* [Records shown]
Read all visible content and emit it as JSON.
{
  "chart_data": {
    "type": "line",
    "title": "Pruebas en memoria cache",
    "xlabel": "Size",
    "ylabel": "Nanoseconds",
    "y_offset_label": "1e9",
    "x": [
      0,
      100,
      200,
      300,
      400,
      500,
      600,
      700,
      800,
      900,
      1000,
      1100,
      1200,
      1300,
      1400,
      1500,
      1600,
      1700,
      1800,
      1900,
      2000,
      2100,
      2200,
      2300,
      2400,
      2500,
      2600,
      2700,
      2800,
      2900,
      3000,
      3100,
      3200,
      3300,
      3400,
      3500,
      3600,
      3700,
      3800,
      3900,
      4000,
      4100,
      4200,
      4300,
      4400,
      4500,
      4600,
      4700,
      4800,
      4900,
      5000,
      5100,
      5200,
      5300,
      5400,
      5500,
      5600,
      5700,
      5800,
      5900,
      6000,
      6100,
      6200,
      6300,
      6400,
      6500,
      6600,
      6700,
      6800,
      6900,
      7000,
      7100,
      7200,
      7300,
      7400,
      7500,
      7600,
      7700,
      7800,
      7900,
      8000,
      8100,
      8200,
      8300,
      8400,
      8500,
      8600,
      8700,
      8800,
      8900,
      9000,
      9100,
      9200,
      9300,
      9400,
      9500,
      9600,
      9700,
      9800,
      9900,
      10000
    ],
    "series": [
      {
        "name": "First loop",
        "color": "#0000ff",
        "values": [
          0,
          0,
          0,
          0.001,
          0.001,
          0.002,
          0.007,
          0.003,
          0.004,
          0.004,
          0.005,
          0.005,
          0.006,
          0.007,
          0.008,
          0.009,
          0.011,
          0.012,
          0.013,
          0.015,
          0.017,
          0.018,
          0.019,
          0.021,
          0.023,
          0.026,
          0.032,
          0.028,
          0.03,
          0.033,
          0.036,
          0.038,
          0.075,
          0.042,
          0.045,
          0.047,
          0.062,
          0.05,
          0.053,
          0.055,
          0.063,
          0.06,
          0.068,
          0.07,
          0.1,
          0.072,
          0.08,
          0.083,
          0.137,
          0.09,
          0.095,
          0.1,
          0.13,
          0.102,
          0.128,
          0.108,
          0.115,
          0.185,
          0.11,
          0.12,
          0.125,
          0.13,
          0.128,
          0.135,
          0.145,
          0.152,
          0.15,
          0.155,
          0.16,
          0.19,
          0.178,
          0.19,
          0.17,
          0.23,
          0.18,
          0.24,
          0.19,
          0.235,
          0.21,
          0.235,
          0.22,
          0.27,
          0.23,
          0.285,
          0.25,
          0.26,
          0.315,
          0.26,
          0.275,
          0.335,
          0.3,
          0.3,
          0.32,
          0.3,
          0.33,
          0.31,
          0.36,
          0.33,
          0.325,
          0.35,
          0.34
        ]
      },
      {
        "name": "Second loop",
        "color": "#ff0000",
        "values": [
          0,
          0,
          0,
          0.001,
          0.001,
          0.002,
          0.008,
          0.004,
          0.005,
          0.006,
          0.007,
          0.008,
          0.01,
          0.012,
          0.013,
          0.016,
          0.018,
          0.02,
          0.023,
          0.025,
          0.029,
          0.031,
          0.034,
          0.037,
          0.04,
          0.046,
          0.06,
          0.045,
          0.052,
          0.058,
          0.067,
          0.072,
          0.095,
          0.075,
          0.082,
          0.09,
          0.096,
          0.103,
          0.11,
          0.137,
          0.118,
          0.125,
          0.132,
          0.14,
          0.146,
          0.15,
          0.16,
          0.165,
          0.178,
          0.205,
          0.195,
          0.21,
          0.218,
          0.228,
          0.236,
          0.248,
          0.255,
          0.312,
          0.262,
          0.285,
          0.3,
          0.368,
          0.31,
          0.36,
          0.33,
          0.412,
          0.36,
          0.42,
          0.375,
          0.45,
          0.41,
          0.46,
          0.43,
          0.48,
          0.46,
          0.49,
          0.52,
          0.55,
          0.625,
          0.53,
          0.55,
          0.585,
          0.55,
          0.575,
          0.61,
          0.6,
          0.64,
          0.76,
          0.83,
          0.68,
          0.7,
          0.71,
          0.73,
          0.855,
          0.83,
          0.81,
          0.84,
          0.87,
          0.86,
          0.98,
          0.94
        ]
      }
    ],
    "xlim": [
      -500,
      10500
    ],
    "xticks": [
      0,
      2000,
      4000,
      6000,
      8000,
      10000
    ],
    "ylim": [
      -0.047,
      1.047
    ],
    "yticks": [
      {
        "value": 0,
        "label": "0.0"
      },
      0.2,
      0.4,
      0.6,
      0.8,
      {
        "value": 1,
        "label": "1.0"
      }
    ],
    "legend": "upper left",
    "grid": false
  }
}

* [What the task asks] Give the entries once more, exactly as they appear.

* [Answer to the problem]
Read all visible content and emit it as JSON.
{
  "chart_data": {
    "type": "line",
    "title": "Pruebas en memoria cache",
    "xlabel": "Size",
    "ylabel": "Nanoseconds",
    "y_offset_label": "1e9",
    "x": [
      0,
      100,
      200,
      300,
      400,
      500,
      600,
      700,
      800,
      900,
      1000,
      1100,
      1200,
      1300,
      1400,
      1500,
      1600,
      1700,
      1800,
      1900,
      2000,
      2100,
      2200,
      2300,
      2400,
      2500,
      2600,
      2700,
      2800,
      2900,
      3000,
      3100,
      3200,
      3300,
      3400,
      3500,
      3600,
      3700,
      3800,
      3900,
      4000,
      4100,
      4200,
      4300,
      4400,
      4500,
      4600,
      4700,
      4800,
      4900,
      5000,
      5100,
      5200,
      5300,
      5400,
      5500,
      5600,
      5700,
      5800,
      5900,
      6000,
      6100,
      6200,
      6300,
      6400,
      6500,
      6600,
      6700,
      6800,
      6900,
      7000,
      7100,
      7200,
      7300,
      7400,
      7500,
      7600,
      7700,
      7800,
      7900,
      8000,
      8100,
      8200,
      8300,
      8400,
      8500,
      8600,
      8700,
      8800,
      8900,
      9000,
      9100,
      9200,
      9300,
      9400,
      9500,
      9600,
      9700,
      9800,
      9900,
      10000
    ],
    "series": [
      {
        "name": "First loop",
        "color": "#0000ff",
        "values": [
          0,
          0,
          0,
          0.001,
          0.001,
          0.002,
          0.007,
          0.003,
          0.004,
          0.004,
          0.005,
          0.005,
          0.006,
          0.007,
          0.008,
          0.009,
          0.011,
          0.012,
          0.013,
          0.015,
          0.017,
          0.018,
          0.019,
          0.021,
          0.023,
          0.026,
          0.032,
          0.028,
          0.03,
          0.033,
          0.036,
          0.038,
          0.075,
          0.042,
          0.045,
          0.047,
          0.062,
          0.05,
          0.053,
          0.055,
          0.063,
          0.06,
          0.068,
          0.07,
          0.1,
          0.072,
          0.08,
          0.083,
          0.137,
          0.09,
          0.095,
          0.1,
          0.13,
          0.102,
          0.128,
          0.108,
          0.115,
          0.185,
          0.11,
          0.12,
          0.125,
          0.13,
          0.128,
          0.135,
          0.145,
          0.152,
          0.15,
          0.155,
          0.16,
          0.19,
          0.178,
          0.19,
          0.17,
          0.23,
          0.18,
          0.24,
          0.19,
          0.235,
          0.21,
          0.235,
          0.22,
          0.27,
          0.23,
          0.285,
          0.25,
          0.26,
          0.315,
          0.26,
          0.275,
          0.335,
          0.3,
          0.3,
          0.32,
          0.3,
          0.33,
          0.31,
          0.36,
          0.33,
          0.325,
          0.35,
          0.34
        ]
      },
      {
        "name": "Second loop",
        "color": "#ff0000",
        "values": [
          0,
          0,
          0,
          0.001,
          0.001,
          0.002,
          0.008,
          0.004,
          0.005,
          0.006,
          0.007,
          0.008,
          0.01,
          0.012,
          0.013,
          0.016,
          0.018,
          0.02,
          0.023,
          0.025,
          0.029,
          0.031,
          0.034,
          0.037,
          0.04,
          0.046,
          0.06,
          0.045,
          0.052,
          0.058,
          0.067,
          0.072,
          0.095,
          0.075,
          0.082,
          0.09,
          0.096,
          0.103,
          0.11,
          0.137,
          0.118,
          0.125,
          0.132,
          0.14,
          0.146,
          0.15,
          0.16,
          0.165,
          0.178,
          0.205,
          0.195,
          0.21,
          0.218,
          0.228,
          0.236,
          0.248,
          0.255,
          0.312,
          0.262,
          0.285,
          0.3,
          0.368,
          0.31,
          0.36,
          0.33,
          0.412,
          0.36,
          0.42,
          0.375,
          0.45,
          0.41,
          0.46,
          0.43,
          0.48,
          0.46,
          0.49,
          0.52,
          0.55,
          0.625,
          0.53,
          0.55,
          0.585,
          0.55,
          0.575,
          0.61,
          0.6,
          0.64,
          0.76,
          0.83,
          0.68,
          0.7,
          0.71,
          0.73,
          0.855,
          0.83,
          0.81,
          0.84,
          0.87,
          0.86,
          0.98,
          0.94
        ]
      }
    ],
    "xlim": [
      -500,
      10500
    ],
    "xticks": [
      0,
      2000,
      4000,
      6000,
      8000,
      10000
    ],
    "ylim": [
      -0.047,
      1.047
    ],
    "yticks": [
      {
        "value": 0,
        "label": "0.0"
      },
      0.2,
      0.4,
      0.6,
      0.8,
      {
        "value": 1,
        "label": "1.0"
      }
    ],
    "legend": "upper left",
    "grid": false
  }
}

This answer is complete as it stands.